======== INFORMATION SUPPLIED ========
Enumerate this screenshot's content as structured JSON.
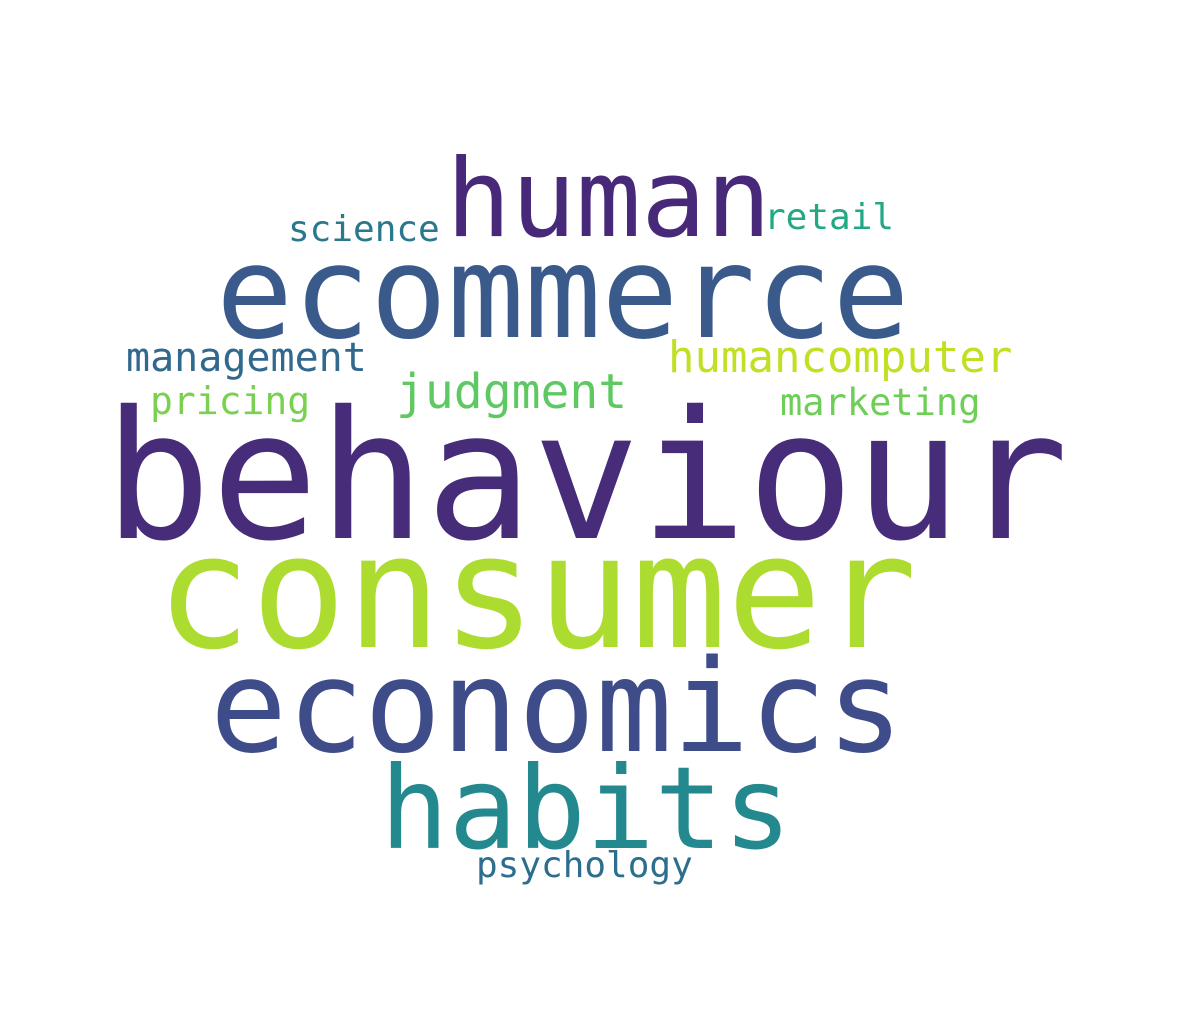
{
  "words": [
    {
      "key": "behaviour",
      "text": "behaviour",
      "color": "#472c7a"
    },
    {
      "key": "consumer",
      "text": "consumer",
      "color": "#addc30"
    },
    {
      "key": "ecommerce",
      "text": "ecommerce",
      "color": "#3b5a8c"
    },
    {
      "key": "economics",
      "text": "economics",
      "color": "#3e4c8a"
    },
    {
      "key": "human",
      "text": "human",
      "color": "#482878"
    },
    {
      "key": "habits",
      "text": "habits",
      "color": "#23898e"
    },
    {
      "key": "judgment",
      "text": "judgment",
      "color": "#5ec962"
    },
    {
      "key": "humancomputer",
      "text": "humancomputer",
      "color": "#c2df23"
    },
    {
      "key": "management",
      "text": "management",
      "color": "#31688e"
    },
    {
      "key": "pricing",
      "text": "pricing",
      "color": "#7ad151"
    },
    {
      "key": "marketing",
      "text": "marketing",
      "color": "#6ece58"
    },
    {
      "key": "science",
      "text": "science",
      "color": "#2a788e"
    },
    {
      "key": "retail",
      "text": "retail",
      "color": "#22a884"
    },
    {
      "key": "psychology",
      "text": "psychology",
      "color": "#2d6e8e"
    }
  ]
}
========
PROBLEM TO SOLVE ::
Pictures in the data above should not be copied; transcribe everything else exactly.

EXERCISE ANSWER ::
Enumerate this screenshot's content as structured JSON.
{
  "words": [
    {
      "key": "behaviour",
      "text": "behaviour",
      "color": "#472c7a"
    },
    {
      "key": "consumer",
      "text": "consumer",
      "color": "#addc30"
    },
    {
      "key": "ecommerce",
      "text": "ecommerce",
      "color": "#3b5a8c"
    },
    {
      "key": "economics",
      "text": "economics",
      "color": "#3e4c8a"
    },
    {
      "key": "human",
      "text": "human",
      "color": "#482878"
    },
    {
      "key": "habits",
      "text": "habits",
      "color": "#23898e"
    },
    {
      "key": "judgment",
      "text": "judgment",
      "color": "#5ec962"
    },
    {
      "key": "humancomputer",
      "text": "humancomputer",
      "color": "#c2df23"
    },
    {
      "key": "management",
      "text": "management",
      "color": "#31688e"
    },
    {
      "key": "pricing",
      "text": "pricing",
      "color": "#7ad151"
    },
    {
      "key": "marketing",
      "text": "marketing",
      "color": "#6ece58"
    },
    {
      "key": "science",
      "text": "science",
      "color": "#2a788e"
    },
    {
      "key": "retail",
      "text": "retail",
      "color": "#22a884"
    },
    {
      "key": "psychology",
      "text": "psychology",
      "color": "#2d6e8e"
    }
  ]
}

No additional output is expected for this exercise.